■ **Task objective**
Count every line in the following entries where the word "structured" appears. Give the count alone.

(Collected data entries)
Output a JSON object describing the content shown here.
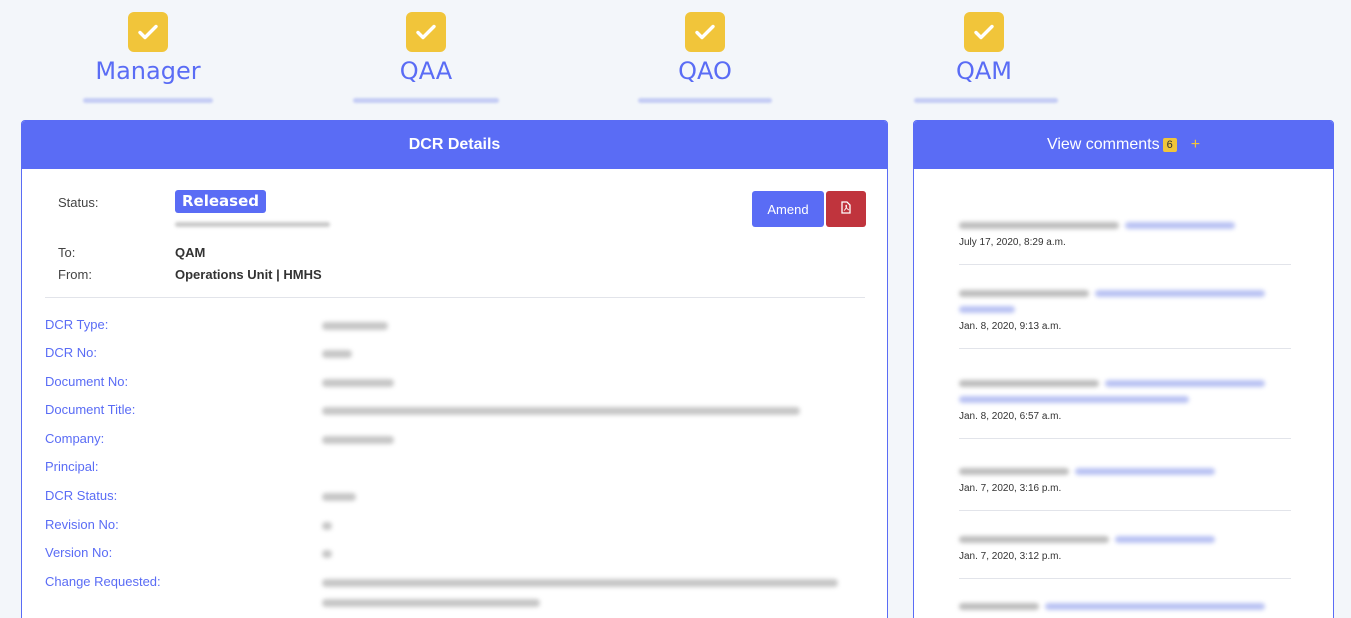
{
  "steps": [
    {
      "label": "Manager",
      "icon": "check-icon"
    },
    {
      "label": "QAA",
      "icon": "check-icon"
    },
    {
      "label": "QAO",
      "icon": "check-icon"
    },
    {
      "label": "QAM",
      "icon": "check-icon"
    }
  ],
  "details": {
    "title": "DCR Details",
    "status_label": "Status:",
    "status_value": "Released",
    "to_label": "To:",
    "to_value": "QAM",
    "from_label": "From:",
    "from_value": "Operations Unit | HMHS",
    "amend_label": "Amend",
    "pdf_icon": "pdf-icon",
    "fields": [
      "DCR Type:",
      "DCR No:",
      "Document No:",
      "Document Title:",
      "Company:",
      "Principal:",
      "DCR Status:",
      "Revision No:",
      "Version No:",
      "Change Requested:"
    ]
  },
  "comments": {
    "title": "View comments",
    "count": "6",
    "add_symbol": "+",
    "dates": [
      "July 17, 2020, 8:29 a.m.",
      "Jan. 8, 2020, 9:13 a.m.",
      "Jan. 8, 2020, 6:57 a.m.",
      "Jan. 7, 2020, 3:16 p.m.",
      "Jan. 7, 2020, 3:12 p.m."
    ]
  },
  "colors": {
    "accent": "#5a6cf5",
    "check": "#f1c53a",
    "danger": "#c0343d"
  }
}
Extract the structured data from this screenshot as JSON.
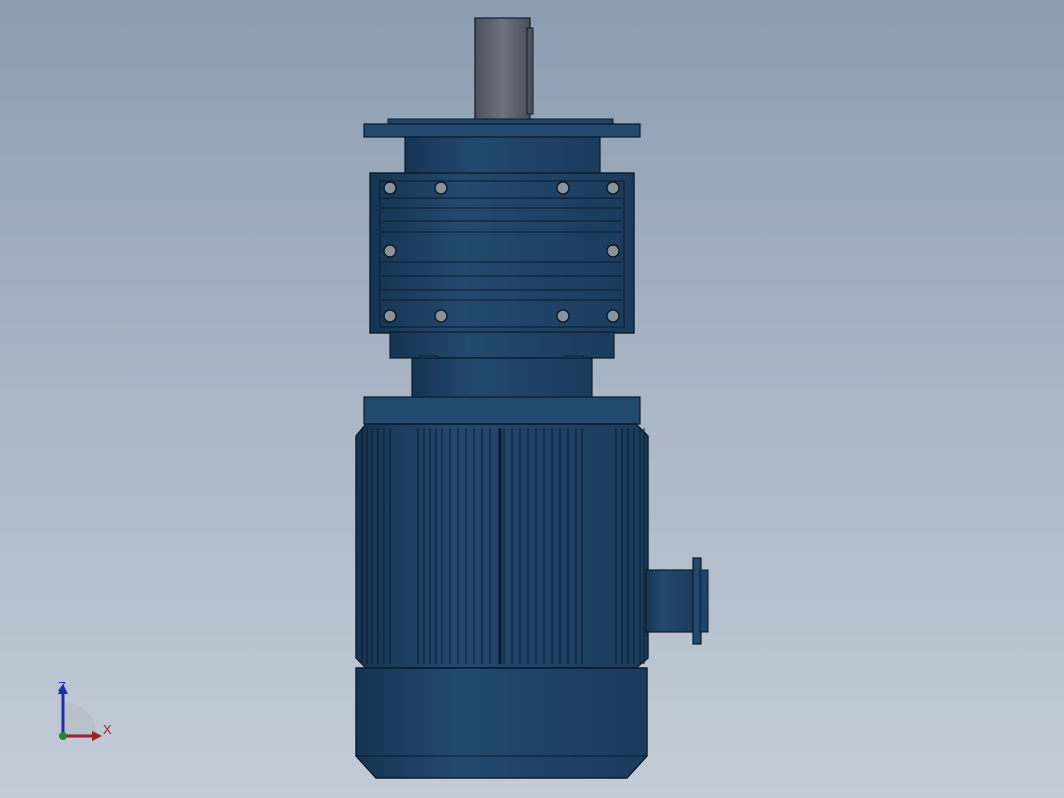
{
  "viewport": {
    "background_top": "#8c9db1",
    "background_bottom": "#c4ccd8"
  },
  "model": {
    "name": "gear-motor",
    "body_color": "#1f4467",
    "edge_color": "#0b1a2a",
    "shaft_color": "#5e6670",
    "bolt_color": "#8a929b"
  },
  "triad": {
    "z_label": "Z",
    "x_label": "X",
    "z_color": "#1f2fa8",
    "x_color": "#a0202a",
    "origin_color": "#1e8a3c"
  }
}
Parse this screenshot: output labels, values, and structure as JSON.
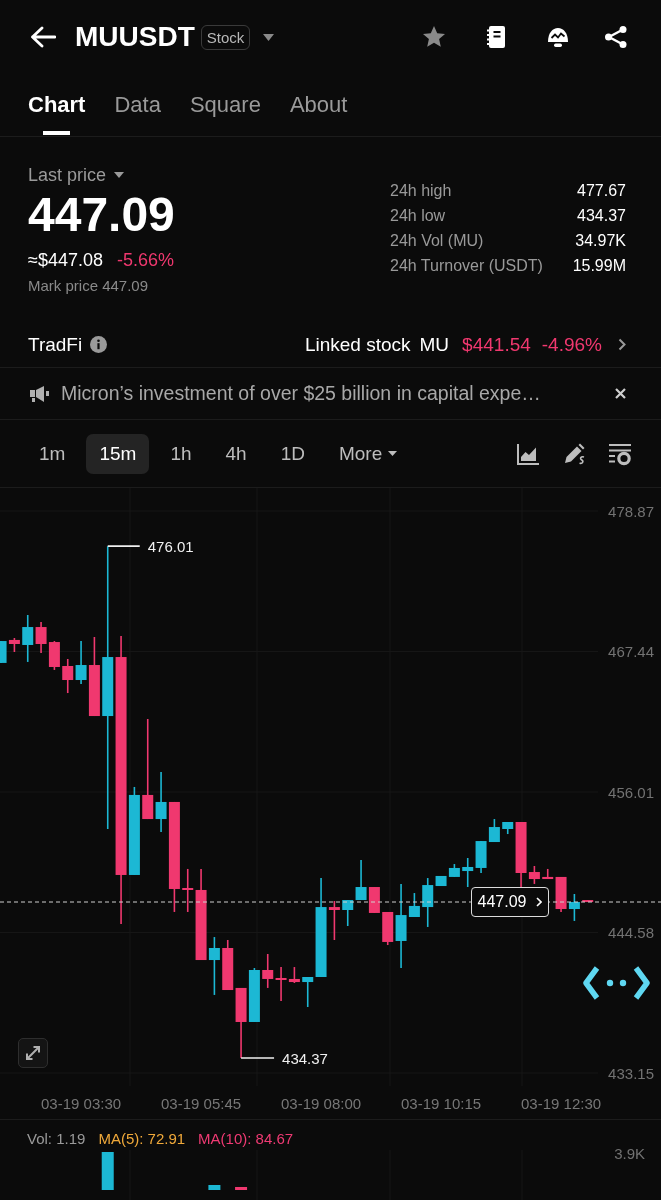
{
  "header": {
    "title": "MUUSDT",
    "badge": "Stock",
    "favorite": false
  },
  "tabs": [
    {
      "label": "Chart",
      "selected": true
    },
    {
      "label": "Data",
      "selected": false
    },
    {
      "label": "Square",
      "selected": false
    },
    {
      "label": "About",
      "selected": false
    }
  ],
  "price": {
    "label": "Last price",
    "last": "447.09",
    "usd": "≈$447.08",
    "change": "-5.66%",
    "mark": "Mark price 447.09"
  },
  "stats": [
    {
      "label": "24h high",
      "value": "477.67"
    },
    {
      "label": "24h low",
      "value": "434.37"
    },
    {
      "label": "24h Vol (MU)",
      "value": "34.97K"
    },
    {
      "label": "24h Turnover (USDT)",
      "value": "15.99M"
    }
  ],
  "tradfi": {
    "label": "TradFi",
    "linked_label": "Linked stock",
    "symbol": "MU",
    "price": "$441.54",
    "change": "-4.96%"
  },
  "news": {
    "text": "Micron’s investment of over $25 billion in capital expe…"
  },
  "intervals": [
    {
      "label": "1m",
      "selected": false
    },
    {
      "label": "15m",
      "selected": true
    },
    {
      "label": "1h",
      "selected": false
    },
    {
      "label": "4h",
      "selected": false
    },
    {
      "label": "1D",
      "selected": false
    }
  ],
  "more": {
    "label": "More"
  },
  "chart": {
    "chart_data": {
      "type": "candlestick",
      "categories": [
        null,
        null,
        null,
        null,
        null,
        null,
        "03-19 03:30",
        null,
        null,
        null,
        null,
        null,
        null,
        null,
        null,
        "03-19 05:45",
        null,
        null,
        null,
        null,
        null,
        null,
        null,
        null,
        "03-19 08:00",
        null,
        null,
        null,
        null,
        null,
        null,
        null,
        null,
        "03-19 10:15",
        null,
        null,
        null,
        null,
        null,
        null,
        null,
        null,
        "03-19 12:30",
        null,
        null
      ],
      "ohlc": [
        [
          466.51,
          468.29,
          466.51,
          468.29
        ],
        [
          468.38,
          468.54,
          467.4,
          468.05
        ],
        [
          467.97,
          470.41,
          466.59,
          469.43
        ],
        [
          469.43,
          469.84,
          467.32,
          468.05
        ],
        [
          468.21,
          468.29,
          465.94,
          466.18
        ],
        [
          466.26,
          466.83,
          464.06,
          465.12
        ],
        [
          465.12,
          468.29,
          464.8,
          466.34
        ],
        [
          466.34,
          468.62,
          462.19,
          462.19
        ],
        [
          462.19,
          476.01,
          453,
          466.99
        ],
        [
          466.99,
          468.7,
          445.27,
          449.26
        ],
        [
          449.26,
          456.42,
          449.26,
          455.77
        ],
        [
          455.77,
          461.95,
          453.81,
          453.81
        ],
        [
          453.81,
          457.64,
          452.76,
          455.2
        ],
        [
          455.2,
          455.2,
          446.25,
          448.12
        ],
        [
          448.2,
          449.75,
          446.25,
          448.04
        ],
        [
          448.04,
          449.75,
          442.34,
          442.34
        ],
        [
          442.34,
          444.21,
          439.5,
          443.32
        ],
        [
          443.32,
          443.97,
          439.9,
          439.9
        ],
        [
          440.07,
          440.07,
          434.37,
          437.3
        ],
        [
          437.3,
          441.69,
          437.3,
          441.53
        ],
        [
          441.53,
          442.83,
          440.07,
          440.8
        ],
        [
          440.88,
          441.77,
          439.01,
          440.72
        ],
        [
          440.8,
          441.77,
          440.47,
          440.55
        ],
        [
          440.55,
          440.96,
          438.52,
          440.96
        ],
        [
          440.96,
          449.01,
          440.96,
          446.65
        ],
        [
          446.65,
          447.14,
          443.97,
          446.41
        ],
        [
          446.41,
          447.22,
          445.11,
          447.22
        ],
        [
          447.22,
          450.48,
          447.22,
          448.28
        ],
        [
          448.28,
          448.28,
          446.17,
          446.17
        ],
        [
          446.25,
          446.25,
          443.56,
          443.81
        ],
        [
          443.89,
          448.53,
          441.69,
          446
        ],
        [
          445.84,
          447.79,
          445.84,
          446.74
        ],
        [
          446.65,
          449.01,
          445.03,
          448.44
        ],
        [
          448.36,
          449.18,
          448.36,
          449.18
        ],
        [
          449.1,
          450.15,
          449.1,
          449.83
        ],
        [
          449.58,
          450.64,
          448.28,
          449.91
        ],
        [
          449.83,
          452.02,
          449.42,
          452.02
        ],
        [
          451.94,
          453.81,
          451.94,
          453.16
        ],
        [
          453,
          453.57,
          452.59,
          453.57
        ],
        [
          453.57,
          453.57,
          448.28,
          449.42
        ],
        [
          449.5,
          449.99,
          448.53,
          448.93
        ],
        [
          449.1,
          449.75,
          448.93,
          448.93
        ],
        [
          449.1,
          449.1,
          446.25,
          446.49
        ],
        [
          446.49,
          447.71,
          445.52,
          447.06
        ],
        [
          447.22,
          447.22,
          447.09,
          447.09
        ]
      ],
      "ylim": [
        433.15,
        478.87
      ],
      "yticks": [
        {
          "value": 478.87,
          "label": "478.87"
        },
        {
          "value": 467.44,
          "label": "467.44"
        },
        {
          "value": 456.01,
          "label": "456.01"
        },
        {
          "value": 444.58,
          "label": "444.58"
        },
        {
          "value": 433.15,
          "label": "433.15"
        }
      ]
    },
    "high_label": "476.01",
    "low_label": "434.37",
    "price_tag": "447.09"
  },
  "volume": {
    "legend": [
      {
        "text": "Vol: 1.19",
        "color": "#9a9a9a"
      },
      {
        "text": "MA(5): 72.91",
        "color": "#f0a93a"
      },
      {
        "text": "MA(10): 84.67",
        "color": "#ef3a73"
      }
    ],
    "axis_label": "3.9K"
  }
}
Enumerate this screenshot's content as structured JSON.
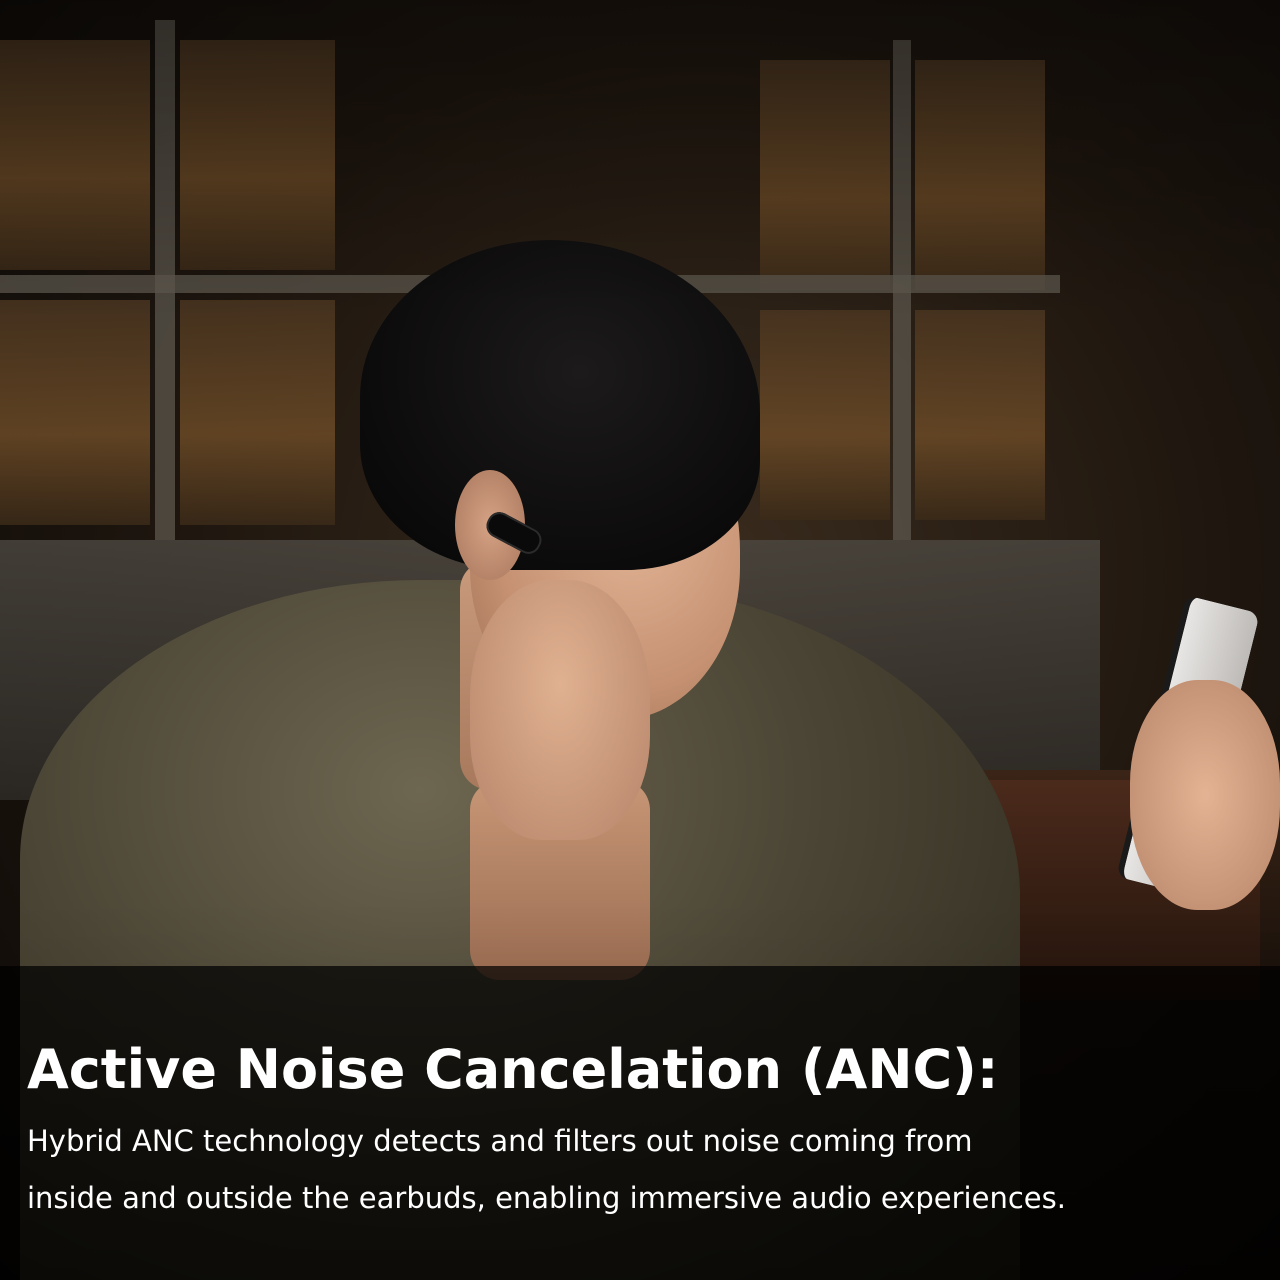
{
  "caption": {
    "title": "Active Noise Cancelation (ANC):",
    "body_line_1": "Hybrid ANC technology detects and filters out noise coming from",
    "body_line_2": "inside and outside the earbuds, enabling immersive audio experiences."
  },
  "colors": {
    "caption_text": "#ffffff",
    "caption_band": "#000000"
  }
}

■ **Task answer**
2